EXERCISE PROMPT: Restate each line word for word. Leave out every picture.

---+---

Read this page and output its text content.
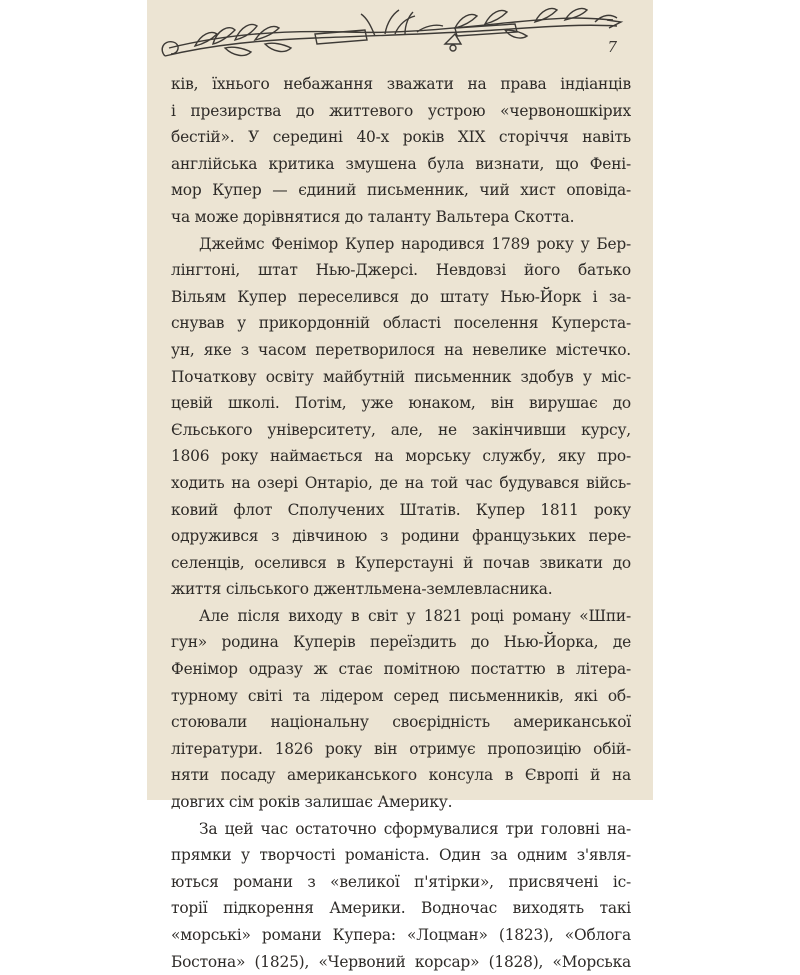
7

ків, їхнього небажання зважати на права індіанців
і презирства до життевого устрою «червоношкірих
бестій». У середині 40-х років XIX сторіччя навіть
англійська критика змушена була визнати, що Фені-
мор Купер — єдиний письменник, чий хист оповіда-
ча може дорівнятися до таланту Вальтера Скотта.

Джеймс Фенімор Купер народився 1789 року у Бер-
лінгтоні, штат Нью-Джерсі. Невдовзі його батько
Вільям Купер переселився до штату Нью-Йорк і за-
снував у прикордонній області поселення Куперста-
ун, яке з часом перетворилося на невелике містечко.
Початкову освіту майбутній письменник здобув у міс-
цевій школі. Потім, уже юнаком, він вирушає до
Єльського університету, але, не закінчивши курсу,
1806 року наймається на морську службу, яку про-
ходить на озері Онтаріо, де на той час будувався війсь-
ковий флот Сполучених Штатів. Купер 1811 року
одружився з дівчиною з родини французьких пере-
селенців, оселився в Куперстауні й почав звикати до
життя сільського джентльмена-землевласника.

Але після виходу в світ у 1821 році роману «Шпи-
гун» родина Куперів переїздить до Нью-Йорка, де
Фенімор одразу ж стає помітною постаттю в літера-
турному світі та лідером серед письменників, які об-
стоювали національну своєрідність американської
літератури. 1826 року він отримує пропозицію обій-
няти посаду американського консула в Європі й на
довгих сім років залишає Америку.

За цей час остаточно сформувалися три головні на-
прямки у творчості романіста. Один за одним з'явля-
ються романи з «великої п'ятірки», присвячені іс-
торії підкорення Америки. Водночас виходять такі
«морські» романи Купера: «Лоцман» (1823), «Облога
Бостона» (1825), «Червоний корсар» (1828), «Морська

---+---

REPLY:
Read this page and output its text content.
7

ків, їхнього небажання зважати на права індіанців
і презирства до життевого устрою «червоношкірих
бестій». У середині 40-х років XIX сторіччя навіть
англійська критика змушена була визнати, що Фені-
мор Купер — єдиний письменник, чий хист оповіда-
ча може дорівнятися до таланту Вальтера Скотта.

Джеймс Фенімор Купер народився 1789 року у Бер-
лінгтоні, штат Нью-Джерсі. Невдовзі його батько
Вільям Купер переселився до штату Нью-Йорк і за-
снував у прикордонній області поселення Куперста-
ун, яке з часом перетворилося на невелике містечко.
Початкову освіту майбутній письменник здобув у міс-
цевій школі. Потім, уже юнаком, він вирушає до
Єльського університету, але, не закінчивши курсу,
1806 року наймається на морську службу, яку про-
ходить на озері Онтаріо, де на той час будувався війсь-
ковий флот Сполучених Штатів. Купер 1811 року
одружився з дівчиною з родини французьких пере-
селенців, оселився в Куперстауні й почав звикати до
життя сільського джентльмена-землевласника.

Але після виходу в світ у 1821 році роману «Шпи-
гун» родина Куперів переїздить до Нью-Йорка, де
Фенімор одразу ж стає помітною постаттю в літера-
турному світі та лідером серед письменників, які об-
стоювали національну своєрідність американської
літератури. 1826 року він отримує пропозицію обій-
няти посаду американського консула в Європі й на
довгих сім років залишає Америку.

За цей час остаточно сформувалися три головні на-
прямки у творчості романіста. Один за одним з'явля-
ються романи з «великої п'ятірки», присвячені іс-
торії підкорення Америки. Водночас виходять такі
«морські» романи Купера: «Лоцман» (1823), «Облога
Бостона» (1825), «Червоний корсар» (1828), «Морська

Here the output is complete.